**Stated problem**
Can you write out all the lines word for word, with no pictures?

**Records for this exercise**
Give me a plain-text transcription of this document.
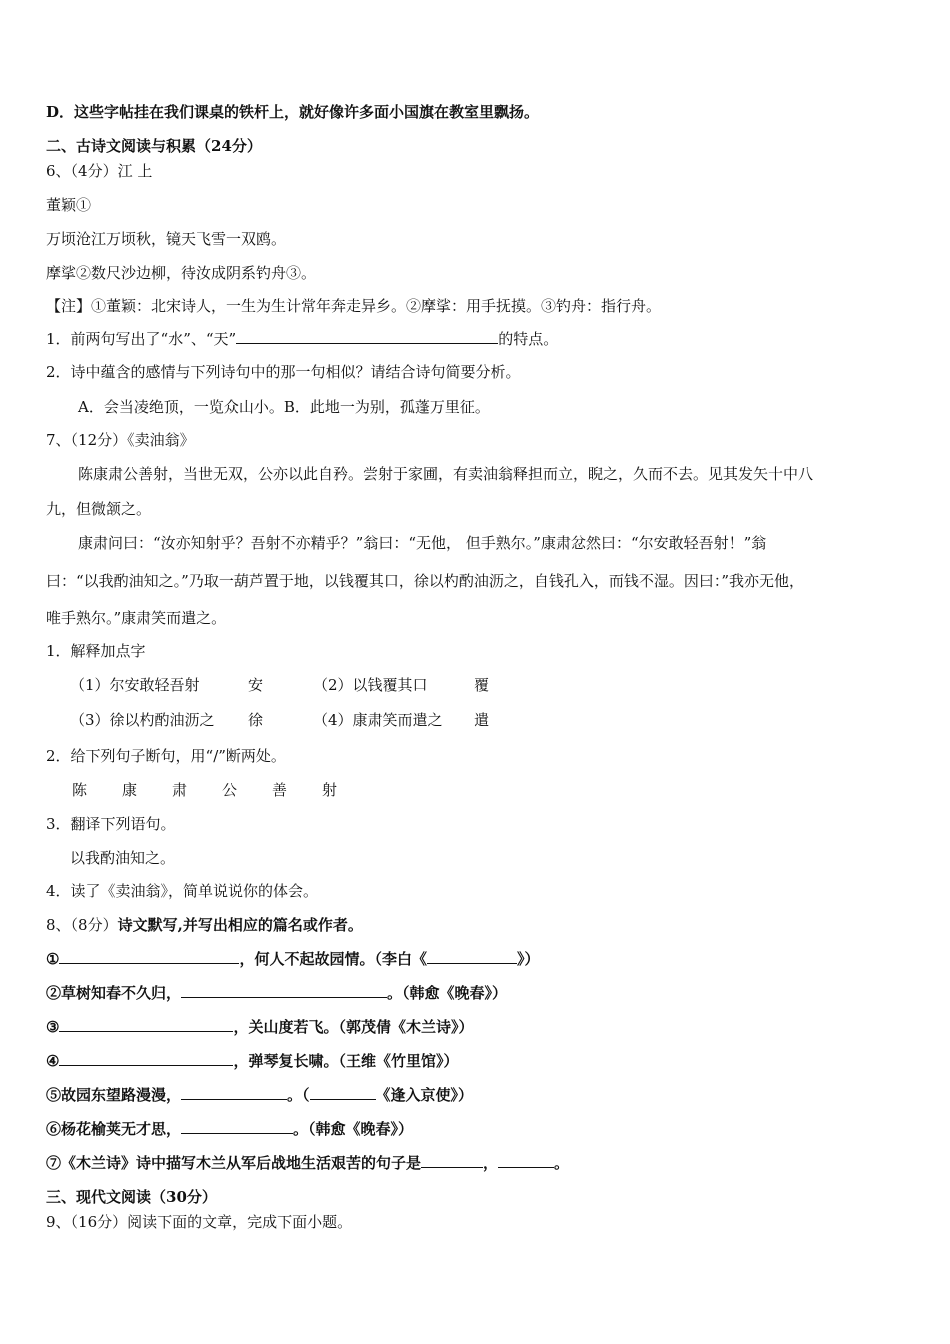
D．这些字帖挂在我们课桌的铁杆上，就好像许多面小国旗在教室里飘扬。
二、古诗文阅读与积累（24分）
6、（4分）江 上
董颖①
万顷沧江万顷秋，镜天飞雪一双鸥。
摩挲②数尺沙边柳，待汝成阴系钓舟③。
【注】①董颖：北宋诗人，一生为生计常年奔走异乡。②摩挲：用手抚摸。③钓舟：指行舟。
1．前两句写出了“水”、“天”	的特点。
2．诗中蕴含的感情与下列诗句中的那一句相似？请结合诗句简要分析。
A．会当凌绝顶，一览众山小。B．此地一为别，孤蓬万里征。
7、（12分）《卖油翁》
陈康肃公善射，当世无双，公亦以此自矜。尝射于家圃，有卖油翁释担而立，睨之，久而不去。见其发矢十中八
九，但微颔之。
康肃问曰：“汝亦知射乎？吾射不亦精乎？”翁曰：“无他， 但手熟尔。”康肃忿然曰：“尔安敢轻吾射！”翁
曰：“以我酌油知之。”乃取一葫芦置于地，以钱覆其口，徐以杓酌油沥之，自钱孔入，而钱不湿。因曰：”我亦无他，
唯手熟尔。”康肃笑而遣之。
1．解释加点字
（1）尔安敢轻吾射	安	（2）以钱覆其口	覆
（3）徐以杓酌油沥之 徐	（4）康肃笑而遣之 遣
2．给下列句子断句，用“/”断两处。
陈 康 肃 公 善 射
3．翻译下列语句。
以我酌油知之。
4．读了《卖油翁》，简单说说你的体会。
8、（8分）诗文默写,并写出相应的篇名或作者。
①	，何人不起故园情。（李白《	》）
②草树知春不久归，	。（韩愈《晚春》）
③	，关山度若飞。（郭茂倩《木兰诗》）
④	，弹琴复长啸。（王维《竹里馆》）
⑤故园东望路漫漫，	。（	《逢入京使》）
⑥杨花榆荚无才思，	。（韩愈《晚春》）
⑦《木兰诗》诗中描写木兰从军后战地生活艰苦的句子是	，	。
三、现代文阅读（30分）
9、（16分）阅读下面的文章，完成下面小题。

**Solution to the problem**
Give me a plain-text transcription of this document.
D．这些字帖挂在我们课桌的铁杆上，就好像许多面小国旗在教室里飘扬。
二、古诗文阅读与积累（24分）
6、（4分）江 上
董颖①
万顷沧江万顷秋，镜天飞雪一双鸥。
摩挲②数尺沙边柳，待汝成阴系钓舟③。
【注】①董颖：北宋诗人，一生为生计常年奔走异乡。②摩挲：用手抚摸。③钓舟：指行舟。
1．前两句写出了“水”、“天”	的特点。
2．诗中蕴含的感情与下列诗句中的那一句相似？请结合诗句简要分析。
A．会当凌绝顶，一览众山小。B．此地一为别，孤蓬万里征。
7、（12分）《卖油翁》
陈康肃公善射，当世无双，公亦以此自矜。尝射于家圃，有卖油翁释担而立，睨之，久而不去。见其发矢十中八
九，但微颔之。
康肃问曰：“汝亦知射乎？吾射不亦精乎？”翁曰：“无他， 但手熟尔。”康肃忿然曰：“尔安敢轻吾射！”翁
曰：“以我酌油知之。”乃取一葫芦置于地，以钱覆其口，徐以杓酌油沥之，自钱孔入，而钱不湿。因曰：”我亦无他，
唯手熟尔。”康肃笑而遣之。
1．解释加点字
（1）尔安敢轻吾射	安	（2）以钱覆其口	覆
（3）徐以杓酌油沥之 徐	（4）康肃笑而遣之 遣
2．给下列句子断句，用“/”断两处。
陈 康 肃 公 善 射
3．翻译下列语句。
以我酌油知之。
4．读了《卖油翁》，简单说说你的体会。
8、（8分）诗文默写,并写出相应的篇名或作者。
①	，何人不起故园情。（李白《	》）
②草树知春不久归，	。（韩愈《晚春》）
③	，关山度若飞。（郭茂倩《木兰诗》）
④	，弹琴复长啸。（王维《竹里馆》）
⑤故园东望路漫漫，	。（	《逢入京使》）
⑥杨花榆荚无才思，	。（韩愈《晚春》）
⑦《木兰诗》诗中描写木兰从军后战地生活艰苦的句子是	，	。
三、现代文阅读（30分）
9、（16分）阅读下面的文章，完成下面小题。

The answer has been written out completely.